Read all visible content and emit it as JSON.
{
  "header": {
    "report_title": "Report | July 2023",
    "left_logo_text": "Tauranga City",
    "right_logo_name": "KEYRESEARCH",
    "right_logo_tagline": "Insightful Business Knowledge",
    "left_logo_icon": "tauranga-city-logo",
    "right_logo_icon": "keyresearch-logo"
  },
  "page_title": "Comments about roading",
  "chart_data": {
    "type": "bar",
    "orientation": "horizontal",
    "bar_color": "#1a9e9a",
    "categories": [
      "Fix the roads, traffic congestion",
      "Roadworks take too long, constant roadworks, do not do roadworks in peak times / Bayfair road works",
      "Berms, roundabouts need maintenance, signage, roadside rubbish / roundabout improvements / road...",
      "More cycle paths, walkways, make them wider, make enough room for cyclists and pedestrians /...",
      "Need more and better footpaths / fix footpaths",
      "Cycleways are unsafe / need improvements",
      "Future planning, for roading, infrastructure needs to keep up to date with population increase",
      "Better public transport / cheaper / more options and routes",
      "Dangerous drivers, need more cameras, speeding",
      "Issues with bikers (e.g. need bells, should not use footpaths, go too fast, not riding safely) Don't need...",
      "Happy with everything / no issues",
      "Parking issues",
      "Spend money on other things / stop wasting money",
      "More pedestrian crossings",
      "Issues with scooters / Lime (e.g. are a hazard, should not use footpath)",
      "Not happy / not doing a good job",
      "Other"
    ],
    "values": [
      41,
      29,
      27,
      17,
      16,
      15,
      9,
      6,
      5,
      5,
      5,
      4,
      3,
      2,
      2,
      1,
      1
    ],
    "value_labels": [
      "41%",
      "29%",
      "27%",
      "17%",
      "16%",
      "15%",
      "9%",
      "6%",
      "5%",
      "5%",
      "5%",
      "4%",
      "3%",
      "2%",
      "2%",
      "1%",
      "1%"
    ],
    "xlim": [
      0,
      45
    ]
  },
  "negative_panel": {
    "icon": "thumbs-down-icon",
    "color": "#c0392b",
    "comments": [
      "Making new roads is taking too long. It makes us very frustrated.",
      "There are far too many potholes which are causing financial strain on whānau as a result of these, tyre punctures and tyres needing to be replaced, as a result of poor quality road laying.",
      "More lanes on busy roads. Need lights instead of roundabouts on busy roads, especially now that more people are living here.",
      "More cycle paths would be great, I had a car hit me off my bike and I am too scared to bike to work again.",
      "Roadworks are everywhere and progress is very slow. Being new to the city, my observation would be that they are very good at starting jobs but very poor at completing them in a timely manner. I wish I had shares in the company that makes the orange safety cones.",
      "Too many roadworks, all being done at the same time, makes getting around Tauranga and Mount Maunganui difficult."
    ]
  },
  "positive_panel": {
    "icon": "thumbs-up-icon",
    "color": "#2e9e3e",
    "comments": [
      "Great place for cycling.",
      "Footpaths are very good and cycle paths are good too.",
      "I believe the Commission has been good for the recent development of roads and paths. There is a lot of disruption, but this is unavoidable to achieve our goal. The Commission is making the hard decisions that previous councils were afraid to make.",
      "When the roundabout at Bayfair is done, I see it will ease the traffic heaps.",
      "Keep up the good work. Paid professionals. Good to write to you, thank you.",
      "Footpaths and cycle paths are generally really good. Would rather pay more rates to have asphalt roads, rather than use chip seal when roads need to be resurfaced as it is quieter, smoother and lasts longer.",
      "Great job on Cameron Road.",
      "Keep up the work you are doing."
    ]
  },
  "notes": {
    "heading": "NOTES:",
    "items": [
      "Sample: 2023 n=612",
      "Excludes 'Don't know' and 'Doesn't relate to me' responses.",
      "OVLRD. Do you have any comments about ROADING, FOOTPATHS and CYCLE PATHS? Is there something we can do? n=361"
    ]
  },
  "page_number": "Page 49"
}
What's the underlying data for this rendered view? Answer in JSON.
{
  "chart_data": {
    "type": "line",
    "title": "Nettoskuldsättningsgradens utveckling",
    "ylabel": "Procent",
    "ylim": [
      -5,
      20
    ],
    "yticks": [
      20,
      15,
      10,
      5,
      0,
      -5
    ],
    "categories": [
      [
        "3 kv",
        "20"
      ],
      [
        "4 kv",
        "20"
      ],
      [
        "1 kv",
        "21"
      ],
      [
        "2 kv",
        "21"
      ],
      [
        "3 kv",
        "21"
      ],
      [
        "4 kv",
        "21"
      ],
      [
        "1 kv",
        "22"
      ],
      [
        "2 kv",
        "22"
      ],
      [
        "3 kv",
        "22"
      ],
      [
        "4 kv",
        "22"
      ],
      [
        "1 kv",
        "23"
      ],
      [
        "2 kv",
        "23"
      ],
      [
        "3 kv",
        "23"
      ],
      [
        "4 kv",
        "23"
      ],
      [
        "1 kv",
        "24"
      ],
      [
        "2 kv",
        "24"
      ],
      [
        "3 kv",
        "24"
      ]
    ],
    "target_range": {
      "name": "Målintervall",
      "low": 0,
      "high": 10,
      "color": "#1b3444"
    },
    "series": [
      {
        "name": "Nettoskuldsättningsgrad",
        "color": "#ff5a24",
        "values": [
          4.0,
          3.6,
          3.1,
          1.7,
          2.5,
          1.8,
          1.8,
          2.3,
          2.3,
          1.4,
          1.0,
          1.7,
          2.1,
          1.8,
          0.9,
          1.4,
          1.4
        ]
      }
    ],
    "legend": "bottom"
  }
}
____________________
● GIVEN EXERCISE:
Repeat every line of the records above exactly.

● COMPLETED EXERCISE:
Read all visible content and emit it as JSON.
{
  "header": {
    "report_title": "Report | July 2023",
    "left_logo_text": "Tauranga City",
    "right_logo_name": "KEYRESEARCH",
    "right_logo_tagline": "Insightful Business Knowledge",
    "left_logo_icon": "tauranga-city-logo",
    "right_logo_icon": "keyresearch-logo"
  },
  "page_title": "Comments about roading",
  "chart_data": {
    "type": "bar",
    "orientation": "horizontal",
    "bar_color": "#1a9e9a",
    "categories": [
      "Fix the roads, traffic congestion",
      "Roadworks take too long, constant roadworks, do not do roadworks in peak times / Bayfair road works",
      "Berms, roundabouts need maintenance, signage, roadside rubbish / roundabout improvements / road...",
      "More cycle paths, walkways, make them wider, make enough room for cyclists and pedestrians /...",
      "Need more and better footpaths / fix footpaths",
      "Cycleways are unsafe / need improvements",
      "Future planning, for roading, infrastructure needs to keep up to date with population increase",
      "Better public transport / cheaper / more options and routes",
      "Dangerous drivers, need more cameras, speeding",
      "Issues with bikers (e.g. need bells, should not use footpaths, go too fast, not riding safely) Don't need...",
      "Happy with everything / no issues",
      "Parking issues",
      "Spend money on other things / stop wasting money",
      "More pedestrian crossings",
      "Issues with scooters / Lime (e.g. are a hazard, should not use footpath)",
      "Not happy / not doing a good job",
      "Other"
    ],
    "values": [
      41,
      29,
      27,
      17,
      16,
      15,
      9,
      6,
      5,
      5,
      5,
      4,
      3,
      2,
      2,
      1,
      1
    ],
    "value_labels": [
      "41%",
      "29%",
      "27%",
      "17%",
      "16%",
      "15%",
      "9%",
      "6%",
      "5%",
      "5%",
      "5%",
      "4%",
      "3%",
      "2%",
      "2%",
      "1%",
      "1%"
    ],
    "xlim": [
      0,
      45
    ]
  },
  "negative_panel": {
    "icon": "thumbs-down-icon",
    "color": "#c0392b",
    "comments": [
      "Making new roads is taking too long. It makes us very frustrated.",
      "There are far too many potholes which are causing financial strain on whānau as a result of these, tyre punctures and tyres needing to be replaced, as a result of poor quality road laying.",
      "More lanes on busy roads. Need lights instead of roundabouts on busy roads, especially now that more people are living here.",
      "More cycle paths would be great, I had a car hit me off my bike and I am too scared to bike to work again.",
      "Roadworks are everywhere and progress is very slow. Being new to the city, my observation would be that they are very good at starting jobs but very poor at completing them in a timely manner. I wish I had shares in the company that makes the orange safety cones.",
      "Too many roadworks, all being done at the same time, makes getting around Tauranga and Mount Maunganui difficult."
    ]
  },
  "positive_panel": {
    "icon": "thumbs-up-icon",
    "color": "#2e9e3e",
    "comments": [
      "Great place for cycling.",
      "Footpaths are very good and cycle paths are good too.",
      "I believe the Commission has been good for the recent development of roads and paths. There is a lot of disruption, but this is unavoidable to achieve our goal. The Commission is making the hard decisions that previous councils were afraid to make.",
      "When the roundabout at Bayfair is done, I see it will ease the traffic heaps.",
      "Keep up the good work. Paid professionals. Good to write to you, thank you.",
      "Footpaths and cycle paths are generally really good. Would rather pay more rates to have asphalt roads, rather than use chip seal when roads need to be resurfaced as it is quieter, smoother and lasts longer.",
      "Great job on Cameron Road.",
      "Keep up the work you are doing."
    ]
  },
  "notes": {
    "heading": "NOTES:",
    "items": [
      "Sample: 2023 n=612",
      "Excludes 'Don't know' and 'Doesn't relate to me' responses.",
      "OVLRD. Do you have any comments about ROADING, FOOTPATHS and CYCLE PATHS? Is there something we can do? n=361"
    ]
  },
  "page_number": "Page 49"
}
What's the underlying data for this rendered view? Answer in JSON.
{
  "chart_data": {
    "type": "line",
    "title": "Nettoskuldsättningsgradens utveckling",
    "ylabel": "Procent",
    "ylim": [
      -5,
      20
    ],
    "yticks": [
      20,
      15,
      10,
      5,
      0,
      -5
    ],
    "categories": [
      [
        "3 kv",
        "20"
      ],
      [
        "4 kv",
        "20"
      ],
      [
        "1 kv",
        "21"
      ],
      [
        "2 kv",
        "21"
      ],
      [
        "3 kv",
        "21"
      ],
      [
        "4 kv",
        "21"
      ],
      [
        "1 kv",
        "22"
      ],
      [
        "2 kv",
        "22"
      ],
      [
        "3 kv",
        "22"
      ],
      [
        "4 kv",
        "22"
      ],
      [
        "1 kv",
        "23"
      ],
      [
        "2 kv",
        "23"
      ],
      [
        "3 kv",
        "23"
      ],
      [
        "4 kv",
        "23"
      ],
      [
        "1 kv",
        "24"
      ],
      [
        "2 kv",
        "24"
      ],
      [
        "3 kv",
        "24"
      ]
    ],
    "target_range": {
      "name": "Målintervall",
      "low": 0,
      "high": 10,
      "color": "#1b3444"
    },
    "series": [
      {
        "name": "Nettoskuldsättningsgrad",
        "color": "#ff5a24",
        "values": [
          4.0,
          3.6,
          3.1,
          1.7,
          2.5,
          1.8,
          1.8,
          2.3,
          2.3,
          1.4,
          1.0,
          1.7,
          2.1,
          1.8,
          0.9,
          1.4,
          1.4
        ]
      }
    ],
    "legend": "bottom"
  }
}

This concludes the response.